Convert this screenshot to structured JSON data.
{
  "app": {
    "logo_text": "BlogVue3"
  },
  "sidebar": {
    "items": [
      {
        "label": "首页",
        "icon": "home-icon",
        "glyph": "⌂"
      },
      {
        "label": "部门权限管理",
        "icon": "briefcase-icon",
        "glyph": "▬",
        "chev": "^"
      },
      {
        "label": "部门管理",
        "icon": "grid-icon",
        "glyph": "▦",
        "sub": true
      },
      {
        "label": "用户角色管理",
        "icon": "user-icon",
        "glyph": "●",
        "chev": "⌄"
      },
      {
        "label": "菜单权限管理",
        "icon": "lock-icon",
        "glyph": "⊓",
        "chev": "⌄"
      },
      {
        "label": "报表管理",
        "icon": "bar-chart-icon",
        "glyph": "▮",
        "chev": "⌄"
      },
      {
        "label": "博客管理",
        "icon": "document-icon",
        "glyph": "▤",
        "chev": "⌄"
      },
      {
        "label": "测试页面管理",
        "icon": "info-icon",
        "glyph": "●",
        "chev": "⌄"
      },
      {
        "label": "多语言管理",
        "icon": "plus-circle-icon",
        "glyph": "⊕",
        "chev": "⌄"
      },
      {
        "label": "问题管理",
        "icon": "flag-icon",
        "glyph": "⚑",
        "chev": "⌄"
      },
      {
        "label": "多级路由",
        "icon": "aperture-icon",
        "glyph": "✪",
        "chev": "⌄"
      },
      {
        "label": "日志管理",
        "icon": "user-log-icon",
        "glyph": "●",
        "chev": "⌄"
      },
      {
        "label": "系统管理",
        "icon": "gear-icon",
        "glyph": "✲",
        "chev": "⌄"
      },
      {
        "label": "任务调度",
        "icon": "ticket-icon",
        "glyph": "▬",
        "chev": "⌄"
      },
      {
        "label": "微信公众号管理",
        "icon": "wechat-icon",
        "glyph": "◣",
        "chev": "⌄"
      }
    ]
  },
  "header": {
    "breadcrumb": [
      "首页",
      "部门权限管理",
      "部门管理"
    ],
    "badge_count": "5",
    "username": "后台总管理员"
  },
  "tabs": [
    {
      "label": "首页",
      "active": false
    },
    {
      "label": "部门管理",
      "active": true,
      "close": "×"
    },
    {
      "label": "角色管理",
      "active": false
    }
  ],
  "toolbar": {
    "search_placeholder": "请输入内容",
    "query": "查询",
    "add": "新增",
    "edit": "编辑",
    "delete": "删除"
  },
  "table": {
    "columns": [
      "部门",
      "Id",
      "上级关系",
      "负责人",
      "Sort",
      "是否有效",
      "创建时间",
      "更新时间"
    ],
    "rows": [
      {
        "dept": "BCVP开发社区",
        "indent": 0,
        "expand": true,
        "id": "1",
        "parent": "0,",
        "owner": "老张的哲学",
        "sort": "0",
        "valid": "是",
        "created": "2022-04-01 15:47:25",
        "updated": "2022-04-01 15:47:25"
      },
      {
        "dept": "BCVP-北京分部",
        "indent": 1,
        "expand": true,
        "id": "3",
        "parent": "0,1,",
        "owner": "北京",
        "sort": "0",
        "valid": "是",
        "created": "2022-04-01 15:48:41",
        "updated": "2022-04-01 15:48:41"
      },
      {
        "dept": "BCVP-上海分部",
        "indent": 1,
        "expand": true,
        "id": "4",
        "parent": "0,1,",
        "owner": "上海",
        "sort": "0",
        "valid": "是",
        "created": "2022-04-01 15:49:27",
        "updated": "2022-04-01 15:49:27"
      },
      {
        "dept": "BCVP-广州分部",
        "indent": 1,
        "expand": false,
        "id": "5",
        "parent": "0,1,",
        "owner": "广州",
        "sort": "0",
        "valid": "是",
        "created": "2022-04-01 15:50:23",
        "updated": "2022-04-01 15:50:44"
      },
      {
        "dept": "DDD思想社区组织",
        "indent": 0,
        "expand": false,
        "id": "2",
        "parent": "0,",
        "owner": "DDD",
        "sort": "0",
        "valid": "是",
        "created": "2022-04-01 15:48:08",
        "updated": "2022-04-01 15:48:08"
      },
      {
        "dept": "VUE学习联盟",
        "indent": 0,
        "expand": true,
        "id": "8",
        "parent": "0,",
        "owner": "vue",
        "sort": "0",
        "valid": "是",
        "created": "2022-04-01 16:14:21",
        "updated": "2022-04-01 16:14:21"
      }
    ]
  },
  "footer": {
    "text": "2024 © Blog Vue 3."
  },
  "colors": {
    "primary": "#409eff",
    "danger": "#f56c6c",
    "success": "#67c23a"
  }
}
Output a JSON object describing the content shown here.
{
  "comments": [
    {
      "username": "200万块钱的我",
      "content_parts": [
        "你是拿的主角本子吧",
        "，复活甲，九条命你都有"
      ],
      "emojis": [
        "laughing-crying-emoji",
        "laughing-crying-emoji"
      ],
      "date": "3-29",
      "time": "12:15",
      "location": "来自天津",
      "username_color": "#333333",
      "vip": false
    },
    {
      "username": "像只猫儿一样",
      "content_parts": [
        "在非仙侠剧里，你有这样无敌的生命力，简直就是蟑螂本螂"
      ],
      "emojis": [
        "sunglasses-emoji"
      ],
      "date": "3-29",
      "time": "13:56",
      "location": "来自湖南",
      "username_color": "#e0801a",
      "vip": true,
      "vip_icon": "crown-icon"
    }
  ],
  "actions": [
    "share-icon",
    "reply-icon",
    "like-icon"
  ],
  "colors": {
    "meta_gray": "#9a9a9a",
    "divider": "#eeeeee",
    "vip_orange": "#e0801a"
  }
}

§ §

Each record must be repeated exactly as it is.

Convert this screenshot to structured JSON data.
{
  "app": {
    "logo_text": "BlogVue3"
  },
  "sidebar": {
    "items": [
      {
        "label": "首页",
        "icon": "home-icon",
        "glyph": "⌂"
      },
      {
        "label": "部门权限管理",
        "icon": "briefcase-icon",
        "glyph": "▬",
        "chev": "^"
      },
      {
        "label": "部门管理",
        "icon": "grid-icon",
        "glyph": "▦",
        "sub": true
      },
      {
        "label": "用户角色管理",
        "icon": "user-icon",
        "glyph": "●",
        "chev": "⌄"
      },
      {
        "label": "菜单权限管理",
        "icon": "lock-icon",
        "glyph": "⊓",
        "chev": "⌄"
      },
      {
        "label": "报表管理",
        "icon": "bar-chart-icon",
        "glyph": "▮",
        "chev": "⌄"
      },
      {
        "label": "博客管理",
        "icon": "document-icon",
        "glyph": "▤",
        "chev": "⌄"
      },
      {
        "label": "测试页面管理",
        "icon": "info-icon",
        "glyph": "●",
        "chev": "⌄"
      },
      {
        "label": "多语言管理",
        "icon": "plus-circle-icon",
        "glyph": "⊕",
        "chev": "⌄"
      },
      {
        "label": "问题管理",
        "icon": "flag-icon",
        "glyph": "⚑",
        "chev": "⌄"
      },
      {
        "label": "多级路由",
        "icon": "aperture-icon",
        "glyph": "✪",
        "chev": "⌄"
      },
      {
        "label": "日志管理",
        "icon": "user-log-icon",
        "glyph": "●",
        "chev": "⌄"
      },
      {
        "label": "系统管理",
        "icon": "gear-icon",
        "glyph": "✲",
        "chev": "⌄"
      },
      {
        "label": "任务调度",
        "icon": "ticket-icon",
        "glyph": "▬",
        "chev": "⌄"
      },
      {
        "label": "微信公众号管理",
        "icon": "wechat-icon",
        "glyph": "◣",
        "chev": "⌄"
      }
    ]
  },
  "header": {
    "breadcrumb": [
      "首页",
      "部门权限管理",
      "部门管理"
    ],
    "badge_count": "5",
    "username": "后台总管理员"
  },
  "tabs": [
    {
      "label": "首页",
      "active": false
    },
    {
      "label": "部门管理",
      "active": true,
      "close": "×"
    },
    {
      "label": "角色管理",
      "active": false
    }
  ],
  "toolbar": {
    "search_placeholder": "请输入内容",
    "query": "查询",
    "add": "新增",
    "edit": "编辑",
    "delete": "删除"
  },
  "table": {
    "columns": [
      "部门",
      "Id",
      "上级关系",
      "负责人",
      "Sort",
      "是否有效",
      "创建时间",
      "更新时间"
    ],
    "rows": [
      {
        "dept": "BCVP开发社区",
        "indent": 0,
        "expand": true,
        "id": "1",
        "parent": "0,",
        "owner": "老张的哲学",
        "sort": "0",
        "valid": "是",
        "created": "2022-04-01 15:47:25",
        "updated": "2022-04-01 15:47:25"
      },
      {
        "dept": "BCVP-北京分部",
        "indent": 1,
        "expand": true,
        "id": "3",
        "parent": "0,1,",
        "owner": "北京",
        "sort": "0",
        "valid": "是",
        "created": "2022-04-01 15:48:41",
        "updated": "2022-04-01 15:48:41"
      },
      {
        "dept": "BCVP-上海分部",
        "indent": 1,
        "expand": true,
        "id": "4",
        "parent": "0,1,",
        "owner": "上海",
        "sort": "0",
        "valid": "是",
        "created": "2022-04-01 15:49:27",
        "updated": "2022-04-01 15:49:27"
      },
      {
        "dept": "BCVP-广州分部",
        "indent": 1,
        "expand": false,
        "id": "5",
        "parent": "0,1,",
        "owner": "广州",
        "sort": "0",
        "valid": "是",
        "created": "2022-04-01 15:50:23",
        "updated": "2022-04-01 15:50:44"
      },
      {
        "dept": "DDD思想社区组织",
        "indent": 0,
        "expand": false,
        "id": "2",
        "parent": "0,",
        "owner": "DDD",
        "sort": "0",
        "valid": "是",
        "created": "2022-04-01 15:48:08",
        "updated": "2022-04-01 15:48:08"
      },
      {
        "dept": "VUE学习联盟",
        "indent": 0,
        "expand": true,
        "id": "8",
        "parent": "0,",
        "owner": "vue",
        "sort": "0",
        "valid": "是",
        "created": "2022-04-01 16:14:21",
        "updated": "2022-04-01 16:14:21"
      }
    ]
  },
  "footer": {
    "text": "2024 © Blog Vue 3."
  },
  "colors": {
    "primary": "#409eff",
    "danger": "#f56c6c",
    "success": "#67c23a"
  }
}
Output a JSON object describing the content shown here.
{
  "comments": [
    {
      "username": "200万块钱的我",
      "content_parts": [
        "你是拿的主角本子吧",
        "，复活甲，九条命你都有"
      ],
      "emojis": [
        "laughing-crying-emoji",
        "laughing-crying-emoji"
      ],
      "date": "3-29",
      "time": "12:15",
      "location": "来自天津",
      "username_color": "#333333",
      "vip": false
    },
    {
      "username": "像只猫儿一样",
      "content_parts": [
        "在非仙侠剧里，你有这样无敌的生命力，简直就是蟑螂本螂"
      ],
      "emojis": [
        "sunglasses-emoji"
      ],
      "date": "3-29",
      "time": "13:56",
      "location": "来自湖南",
      "username_color": "#e0801a",
      "vip": true,
      "vip_icon": "crown-icon"
    }
  ],
  "actions": [
    "share-icon",
    "reply-icon",
    "like-icon"
  ],
  "colors": {
    "meta_gray": "#9a9a9a",
    "divider": "#eeeeee",
    "vip_orange": "#e0801a"
  }
}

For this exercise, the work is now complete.